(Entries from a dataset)
........

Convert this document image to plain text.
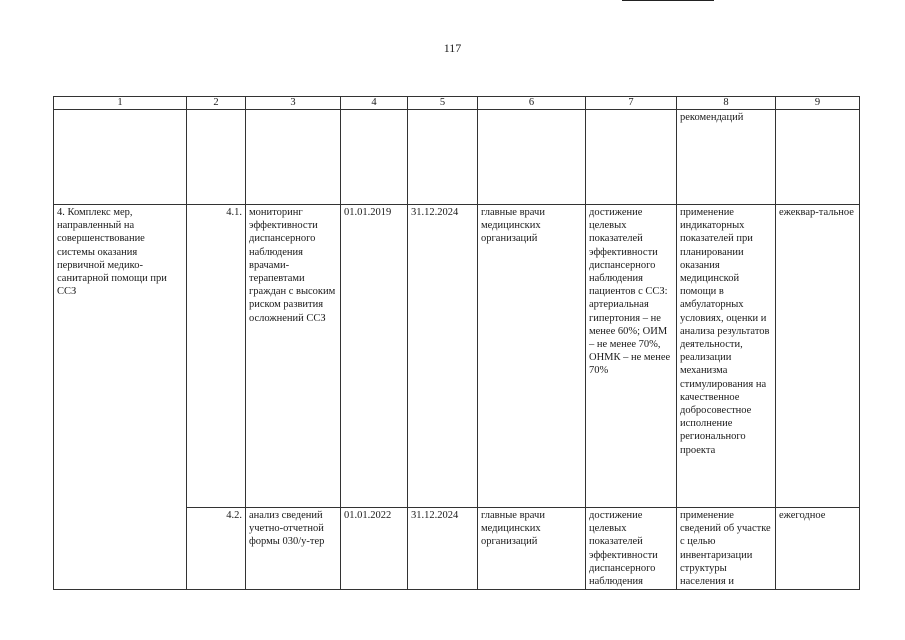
117
1	2	3	4	5	6	7	8	9
							рекомендаций	
4. Комплекс мер, направленный на совершенствование системы оказания первичной медико-санитарной помощи при ССЗ	4.1.	мониторинг эффективности диспансерного наблюдения врачами-терапевтами граждан с высоким риском развития осложнений ССЗ	01.01.2019	31.12.2024	главные врачи медицинских организаций	достижение целевых показателей эффективности диспансерного наблюдения пациентов с ССЗ: артериальная гипертония – не менее 60%; ОИМ – не менее 70%, ОНМК – не менее 70%	применение индикаторных показателей при планировании оказания медицинской помощи в амбулаторных условиях, оценки и анализа результатов деятельности, реализации механизма стимулирования на качественное добросовестное исполнение регионального проекта	ежеквар-тальное
	4.2.	анализ сведений учетно-отчетной формы 030/у-тер	01.01.2022	31.12.2024	главные врачи медицинских организаций	достижение целевых показателей эффективности диспансерного наблюдения	применение сведений об участке с целью инвентаризации структуры населения и	ежегодное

........

▶ **WHAT IS BEING ASKED**
Write out the full set of lines verbatim, without the pictures.

▶ **COMPLETE OUTPUT**
Convert this document image to plain text.
117
1	2	3	4	5	6	7	8	9
							рекомендаций	
4. Комплекс мер, направленный на совершенствование системы оказания первичной медико-санитарной помощи при ССЗ	4.1.	мониторинг эффективности диспансерного наблюдения врачами-терапевтами граждан с высоким риском развития осложнений ССЗ	01.01.2019	31.12.2024	главные врачи медицинских организаций	достижение целевых показателей эффективности диспансерного наблюдения пациентов с ССЗ: артериальная гипертония – не менее 60%; ОИМ – не менее 70%, ОНМК – не менее 70%	применение индикаторных показателей при планировании оказания медицинской помощи в амбулаторных условиях, оценки и анализа результатов деятельности, реализации механизма стимулирования на качественное добросовестное исполнение регионального проекта	ежеквар-тальное
	4.2.	анализ сведений учетно-отчетной формы 030/у-тер	01.01.2022	31.12.2024	главные врачи медицинских организаций	достижение целевых показателей эффективности диспансерного наблюдения	применение сведений об участке с целью инвентаризации структуры населения и	ежегодное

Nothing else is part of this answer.